*Given task*: Filter the records below for the word "values". Copy each line that holds it.

*Source data*:
══════════════════════════════
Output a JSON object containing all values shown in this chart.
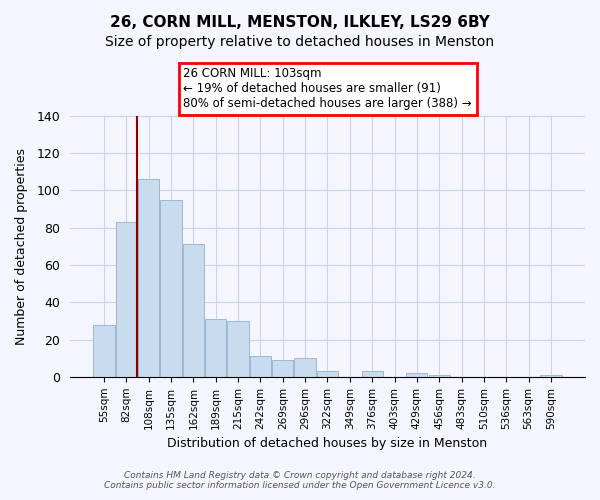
{
  "title": "26, CORN MILL, MENSTON, ILKLEY, LS29 6BY",
  "subtitle": "Size of property relative to detached houses in Menston",
  "xlabel": "Distribution of detached houses by size in Menston",
  "ylabel": "Number of detached properties",
  "bar_color": "#c8dcee",
  "bar_edge_color": "#9ab8d0",
  "categories": [
    "55sqm",
    "82sqm",
    "108sqm",
    "135sqm",
    "162sqm",
    "189sqm",
    "215sqm",
    "242sqm",
    "269sqm",
    "296sqm",
    "322sqm",
    "349sqm",
    "376sqm",
    "403sqm",
    "429sqm",
    "456sqm",
    "483sqm",
    "510sqm",
    "536sqm",
    "563sqm",
    "590sqm"
  ],
  "values": [
    28,
    83,
    106,
    95,
    71,
    31,
    30,
    11,
    9,
    10,
    3,
    0,
    3,
    0,
    2,
    1,
    0,
    0,
    0,
    0,
    1
  ],
  "ylim": [
    0,
    140
  ],
  "yticks": [
    0,
    20,
    40,
    60,
    80,
    100,
    120,
    140
  ],
  "annotation_line1": "26 CORN MILL: 103sqm",
  "annotation_line2": "← 19% of detached houses are smaller (91)",
  "annotation_line3": "80% of semi-detached houses are larger (388) →",
  "footer_line1": "Contains HM Land Registry data © Crown copyright and database right 2024.",
  "footer_line2": "Contains public sector information licensed under the Open Government Licence v3.0.",
  "background_color": "#f5f5ff",
  "grid_color": "#c8d4e8"
}
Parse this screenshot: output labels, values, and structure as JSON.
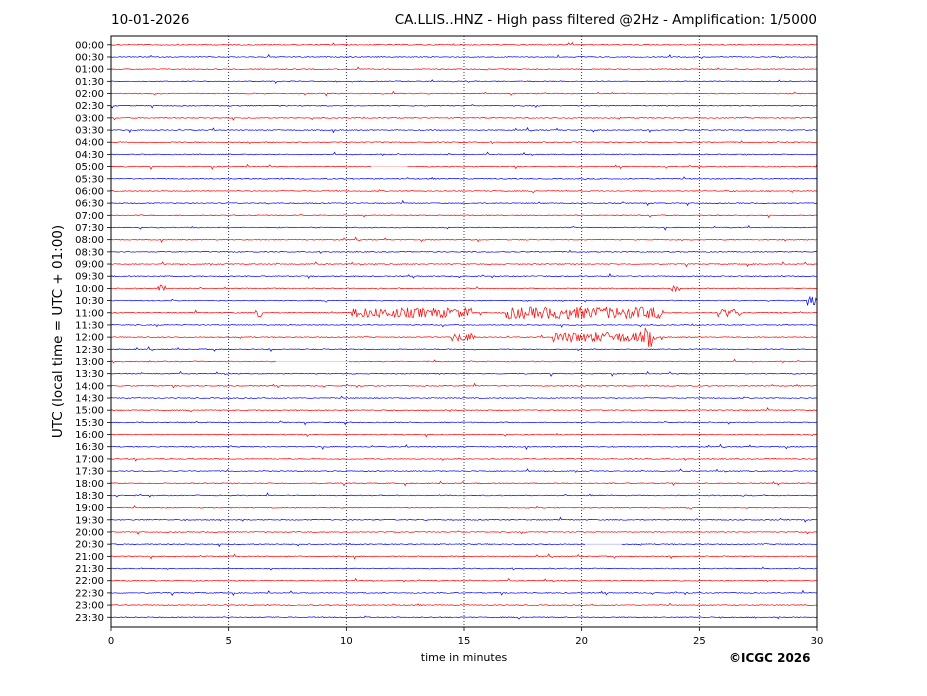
{
  "header": {
    "date": "10-01-2026",
    "title": "CA.LLIS..HNZ - High pass filtered @2Hz - Amplification: 1/5000"
  },
  "footer": {
    "copyright": "©ICGC 2026"
  },
  "chart_data": {
    "type": "line",
    "title": "CA.LLIS..HNZ - High pass filtered @2Hz - Amplification: 1/5000",
    "xlabel": "time in minutes",
    "ylabel": "UTC (local time = UTC + 01:00)",
    "xlim": [
      0,
      30
    ],
    "xticks": [
      0,
      5,
      10,
      15,
      20,
      25,
      30
    ],
    "grid": "vertical dotted at every 5 minutes",
    "row_colors": [
      "#ff0000",
      "#0000ff"
    ],
    "row_labels": [
      "00:00",
      "00:30",
      "01:00",
      "01:30",
      "02:00",
      "02:30",
      "03:00",
      "03:30",
      "04:00",
      "04:30",
      "05:00",
      "05:30",
      "06:00",
      "06:30",
      "07:00",
      "07:30",
      "08:00",
      "08:30",
      "09:00",
      "09:30",
      "10:00",
      "10:30",
      "11:00",
      "11:30",
      "12:00",
      "12:30",
      "13:00",
      "13:30",
      "14:00",
      "14:30",
      "15:00",
      "15:30",
      "16:00",
      "16:30",
      "17:00",
      "17:30",
      "18:00",
      "18:30",
      "19:00",
      "19:30",
      "20:00",
      "20:30",
      "21:00",
      "21:30",
      "22:00",
      "22:30",
      "23:00",
      "23:30"
    ],
    "events": [
      {
        "row": "10:00",
        "from_min": 2.0,
        "to_min": 2.3,
        "amplitude": 4
      },
      {
        "row": "10:00",
        "from_min": 23.8,
        "to_min": 24.2,
        "amplitude": 3
      },
      {
        "row": "10:30",
        "from_min": 29.6,
        "to_min": 30.0,
        "amplitude": 5
      },
      {
        "row": "11:00",
        "from_min": 6.1,
        "to_min": 6.4,
        "amplitude": 5
      },
      {
        "row": "11:00",
        "from_min": 10.2,
        "to_min": 15.4,
        "amplitude": 5
      },
      {
        "row": "11:00",
        "from_min": 16.8,
        "to_min": 23.5,
        "amplitude": 6
      },
      {
        "row": "11:00",
        "from_min": 25.8,
        "to_min": 26.8,
        "amplitude": 4
      },
      {
        "row": "12:00",
        "from_min": 14.5,
        "to_min": 15.5,
        "amplitude": 4
      },
      {
        "row": "12:00",
        "from_min": 18.8,
        "to_min": 23.2,
        "amplitude": 5
      },
      {
        "row": "12:00",
        "from_min": 22.7,
        "to_min": 23.0,
        "amplitude": 10
      }
    ],
    "gaps": [
      {
        "row": "05:00",
        "from_min": 11.1,
        "to_min": 12.6
      },
      {
        "row": "13:00",
        "from_min": 7.0,
        "to_min": 10.1
      },
      {
        "row": "20:30",
        "from_min": 20.2,
        "to_min": 21.7
      }
    ]
  }
}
══════════════════════════════
*Solved problem*:
Output a JSON object containing all values shown in this chart.
  "values": [
Parse this screenshot: output labels, values, and structure as JSON.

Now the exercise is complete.